EXERCISE OBJECTIVE: Return the records word for word. Any pictures in them are not part of the copy.

RECORDED DATA:

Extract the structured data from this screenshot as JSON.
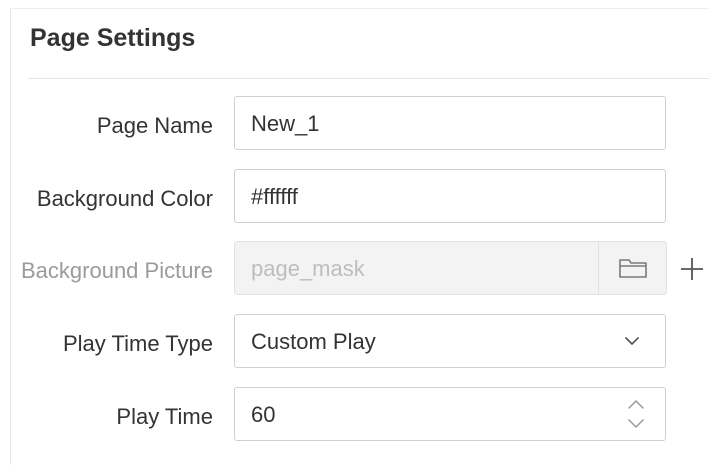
{
  "panel": {
    "title": "Page Settings"
  },
  "form": {
    "page_name": {
      "label": "Page Name",
      "value": "New_1"
    },
    "background_color": {
      "label": "Background Color",
      "value": "#ffffff"
    },
    "background_picture": {
      "label": "Background Picture",
      "value": "page_mask",
      "icon": "folder-icon",
      "add_icon": "plus-icon"
    },
    "play_time_type": {
      "label": "Play Time Type",
      "value": "Custom Play",
      "icon": "chevron-down-icon"
    },
    "play_time": {
      "label": "Play Time",
      "value": "60",
      "icon": "spinner-icon"
    }
  },
  "colors": {
    "label_text": "#333333",
    "disabled_text": "#bdbdbd",
    "border": "#cfcfcf",
    "disabled_bg": "#f3f3f3"
  }
}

SOLUTION TO THE EXERCISE:
Extract the structured data from this screenshot as JSON.
{
  "panel": {
    "title": "Page Settings"
  },
  "form": {
    "page_name": {
      "label": "Page Name",
      "value": "New_1"
    },
    "background_color": {
      "label": "Background Color",
      "value": "#ffffff"
    },
    "background_picture": {
      "label": "Background Picture",
      "value": "page_mask",
      "icon": "folder-icon",
      "add_icon": "plus-icon"
    },
    "play_time_type": {
      "label": "Play Time Type",
      "value": "Custom Play",
      "icon": "chevron-down-icon"
    },
    "play_time": {
      "label": "Play Time",
      "value": "60",
      "icon": "spinner-icon"
    }
  },
  "colors": {
    "label_text": "#333333",
    "disabled_text": "#bdbdbd",
    "border": "#cfcfcf",
    "disabled_bg": "#f3f3f3"
  }
}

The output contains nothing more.